Collected data entries
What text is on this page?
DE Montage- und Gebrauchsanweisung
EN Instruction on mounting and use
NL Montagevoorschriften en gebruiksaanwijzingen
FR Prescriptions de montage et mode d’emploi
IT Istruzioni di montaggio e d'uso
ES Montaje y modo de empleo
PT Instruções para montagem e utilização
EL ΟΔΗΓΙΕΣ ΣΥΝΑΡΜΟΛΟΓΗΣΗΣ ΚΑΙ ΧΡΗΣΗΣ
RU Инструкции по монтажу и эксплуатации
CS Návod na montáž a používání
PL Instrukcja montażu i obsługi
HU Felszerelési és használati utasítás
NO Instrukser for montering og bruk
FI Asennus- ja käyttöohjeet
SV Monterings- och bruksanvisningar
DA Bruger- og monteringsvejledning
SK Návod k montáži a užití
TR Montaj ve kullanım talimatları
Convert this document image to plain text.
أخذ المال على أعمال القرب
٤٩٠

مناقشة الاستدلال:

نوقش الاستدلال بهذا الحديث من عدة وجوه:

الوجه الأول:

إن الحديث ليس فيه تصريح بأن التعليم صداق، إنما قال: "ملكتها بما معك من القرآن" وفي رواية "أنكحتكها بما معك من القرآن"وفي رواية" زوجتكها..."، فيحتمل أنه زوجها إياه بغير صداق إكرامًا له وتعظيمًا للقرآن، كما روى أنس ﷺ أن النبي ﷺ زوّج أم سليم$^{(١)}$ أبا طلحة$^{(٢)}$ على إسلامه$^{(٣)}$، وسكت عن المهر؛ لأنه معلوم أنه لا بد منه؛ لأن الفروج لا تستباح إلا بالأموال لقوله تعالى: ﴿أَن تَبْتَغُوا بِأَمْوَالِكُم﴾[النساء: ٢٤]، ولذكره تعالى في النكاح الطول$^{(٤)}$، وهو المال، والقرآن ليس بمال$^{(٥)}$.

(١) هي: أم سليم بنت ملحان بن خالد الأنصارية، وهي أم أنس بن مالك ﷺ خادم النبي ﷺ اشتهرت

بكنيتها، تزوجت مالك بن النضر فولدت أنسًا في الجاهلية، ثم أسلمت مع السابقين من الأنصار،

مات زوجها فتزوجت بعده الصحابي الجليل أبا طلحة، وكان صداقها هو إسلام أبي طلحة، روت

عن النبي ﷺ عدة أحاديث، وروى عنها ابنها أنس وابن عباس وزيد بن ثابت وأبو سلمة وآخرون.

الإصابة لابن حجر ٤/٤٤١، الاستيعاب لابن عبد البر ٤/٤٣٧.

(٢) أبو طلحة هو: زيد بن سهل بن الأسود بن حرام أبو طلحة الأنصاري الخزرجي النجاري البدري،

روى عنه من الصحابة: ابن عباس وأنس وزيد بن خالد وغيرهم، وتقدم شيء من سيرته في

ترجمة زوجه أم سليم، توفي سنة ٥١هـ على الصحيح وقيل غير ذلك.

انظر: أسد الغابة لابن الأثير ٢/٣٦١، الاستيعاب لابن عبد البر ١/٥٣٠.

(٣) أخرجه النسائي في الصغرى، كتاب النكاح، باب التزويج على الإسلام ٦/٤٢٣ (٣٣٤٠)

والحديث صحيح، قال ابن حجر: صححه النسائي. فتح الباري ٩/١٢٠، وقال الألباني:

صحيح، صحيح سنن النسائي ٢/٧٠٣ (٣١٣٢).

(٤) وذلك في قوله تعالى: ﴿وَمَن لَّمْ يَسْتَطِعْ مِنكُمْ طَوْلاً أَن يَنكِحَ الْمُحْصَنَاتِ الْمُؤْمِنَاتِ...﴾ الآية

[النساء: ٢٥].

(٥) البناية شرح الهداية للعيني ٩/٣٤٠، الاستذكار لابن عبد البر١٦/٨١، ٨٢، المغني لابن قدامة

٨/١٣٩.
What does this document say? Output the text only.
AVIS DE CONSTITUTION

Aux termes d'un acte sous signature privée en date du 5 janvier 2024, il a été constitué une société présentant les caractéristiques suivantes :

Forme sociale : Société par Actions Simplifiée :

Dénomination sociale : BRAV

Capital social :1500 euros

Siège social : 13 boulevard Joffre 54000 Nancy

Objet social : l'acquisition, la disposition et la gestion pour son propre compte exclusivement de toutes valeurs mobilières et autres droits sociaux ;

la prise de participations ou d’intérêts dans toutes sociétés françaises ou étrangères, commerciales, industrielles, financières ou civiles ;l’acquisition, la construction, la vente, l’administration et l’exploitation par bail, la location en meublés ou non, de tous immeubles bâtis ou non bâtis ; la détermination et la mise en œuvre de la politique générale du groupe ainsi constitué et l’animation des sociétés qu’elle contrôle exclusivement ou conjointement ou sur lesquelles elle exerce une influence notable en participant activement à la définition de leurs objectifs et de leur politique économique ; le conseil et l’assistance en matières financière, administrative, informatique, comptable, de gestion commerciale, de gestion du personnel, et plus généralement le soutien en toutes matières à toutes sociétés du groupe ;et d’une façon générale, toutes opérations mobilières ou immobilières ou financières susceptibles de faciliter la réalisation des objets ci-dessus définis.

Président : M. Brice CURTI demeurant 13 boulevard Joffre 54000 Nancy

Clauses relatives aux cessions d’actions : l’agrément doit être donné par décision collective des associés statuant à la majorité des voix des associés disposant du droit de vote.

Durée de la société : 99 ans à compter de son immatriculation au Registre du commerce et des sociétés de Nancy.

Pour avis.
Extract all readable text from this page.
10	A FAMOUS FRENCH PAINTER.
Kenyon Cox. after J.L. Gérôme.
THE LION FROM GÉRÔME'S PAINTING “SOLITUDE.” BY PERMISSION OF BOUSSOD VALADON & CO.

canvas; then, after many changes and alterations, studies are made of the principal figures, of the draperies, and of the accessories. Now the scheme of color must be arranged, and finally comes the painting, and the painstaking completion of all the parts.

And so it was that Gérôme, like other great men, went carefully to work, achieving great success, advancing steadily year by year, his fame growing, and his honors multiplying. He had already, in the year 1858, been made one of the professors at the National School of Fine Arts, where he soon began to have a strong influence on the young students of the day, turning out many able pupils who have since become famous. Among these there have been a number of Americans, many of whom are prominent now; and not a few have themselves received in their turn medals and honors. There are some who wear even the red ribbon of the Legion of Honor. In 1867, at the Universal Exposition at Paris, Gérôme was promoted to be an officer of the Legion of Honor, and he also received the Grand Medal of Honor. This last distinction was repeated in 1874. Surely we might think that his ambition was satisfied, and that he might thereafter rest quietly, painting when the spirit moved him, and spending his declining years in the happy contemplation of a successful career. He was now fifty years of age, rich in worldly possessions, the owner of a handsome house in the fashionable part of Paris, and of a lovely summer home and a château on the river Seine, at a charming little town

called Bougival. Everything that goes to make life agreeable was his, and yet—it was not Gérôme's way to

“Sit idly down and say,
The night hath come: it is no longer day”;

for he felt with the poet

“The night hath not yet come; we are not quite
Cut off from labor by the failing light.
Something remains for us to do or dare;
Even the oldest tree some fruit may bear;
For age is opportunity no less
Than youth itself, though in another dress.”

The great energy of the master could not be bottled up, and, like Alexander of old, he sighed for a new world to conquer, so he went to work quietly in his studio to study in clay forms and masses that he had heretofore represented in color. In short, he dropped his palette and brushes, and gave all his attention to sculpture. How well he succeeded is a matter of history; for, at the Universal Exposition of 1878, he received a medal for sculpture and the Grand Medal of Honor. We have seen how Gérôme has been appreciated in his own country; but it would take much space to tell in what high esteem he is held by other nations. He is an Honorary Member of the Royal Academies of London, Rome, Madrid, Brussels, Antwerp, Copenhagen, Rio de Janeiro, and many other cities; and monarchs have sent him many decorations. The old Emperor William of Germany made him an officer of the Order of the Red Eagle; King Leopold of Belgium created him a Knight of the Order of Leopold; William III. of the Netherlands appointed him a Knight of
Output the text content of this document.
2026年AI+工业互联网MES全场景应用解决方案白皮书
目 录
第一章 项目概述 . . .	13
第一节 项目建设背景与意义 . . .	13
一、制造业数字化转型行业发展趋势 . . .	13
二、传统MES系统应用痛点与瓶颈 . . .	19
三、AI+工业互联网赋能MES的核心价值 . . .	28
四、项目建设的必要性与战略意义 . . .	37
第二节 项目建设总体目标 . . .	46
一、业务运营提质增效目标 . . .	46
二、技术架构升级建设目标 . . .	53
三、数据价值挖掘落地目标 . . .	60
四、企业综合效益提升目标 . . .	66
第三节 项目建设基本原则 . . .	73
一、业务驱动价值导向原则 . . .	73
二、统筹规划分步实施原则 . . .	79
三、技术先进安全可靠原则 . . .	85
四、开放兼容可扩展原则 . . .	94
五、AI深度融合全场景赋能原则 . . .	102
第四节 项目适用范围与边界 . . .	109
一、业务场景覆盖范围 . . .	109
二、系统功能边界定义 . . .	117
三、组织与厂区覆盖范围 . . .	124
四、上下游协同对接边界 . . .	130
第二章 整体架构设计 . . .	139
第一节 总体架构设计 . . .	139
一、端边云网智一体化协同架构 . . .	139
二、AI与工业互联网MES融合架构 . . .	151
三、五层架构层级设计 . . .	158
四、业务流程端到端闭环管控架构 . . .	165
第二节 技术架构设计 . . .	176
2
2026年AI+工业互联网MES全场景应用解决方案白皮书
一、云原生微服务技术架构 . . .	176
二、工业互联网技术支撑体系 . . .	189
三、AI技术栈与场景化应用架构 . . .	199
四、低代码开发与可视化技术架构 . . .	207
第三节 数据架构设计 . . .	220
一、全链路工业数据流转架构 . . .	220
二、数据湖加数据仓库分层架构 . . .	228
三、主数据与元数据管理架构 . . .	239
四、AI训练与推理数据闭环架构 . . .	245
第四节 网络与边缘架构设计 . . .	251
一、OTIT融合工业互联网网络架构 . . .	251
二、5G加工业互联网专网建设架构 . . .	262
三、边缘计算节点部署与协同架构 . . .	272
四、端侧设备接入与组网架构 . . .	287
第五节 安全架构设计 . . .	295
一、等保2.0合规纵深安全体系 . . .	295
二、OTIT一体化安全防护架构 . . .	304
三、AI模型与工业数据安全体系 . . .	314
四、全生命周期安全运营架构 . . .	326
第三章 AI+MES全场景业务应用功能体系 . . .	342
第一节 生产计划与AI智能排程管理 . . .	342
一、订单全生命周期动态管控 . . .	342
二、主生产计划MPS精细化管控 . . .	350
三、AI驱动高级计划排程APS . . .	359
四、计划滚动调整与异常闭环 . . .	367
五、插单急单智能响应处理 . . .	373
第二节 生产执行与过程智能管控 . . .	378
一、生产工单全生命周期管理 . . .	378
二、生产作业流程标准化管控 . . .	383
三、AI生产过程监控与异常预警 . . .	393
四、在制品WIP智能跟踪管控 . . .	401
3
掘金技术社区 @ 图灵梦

WHAT IS NEEDED
Count every line in the entries above where the word "عباس" appears; respond with the number alone.

TASK SOLUTION
2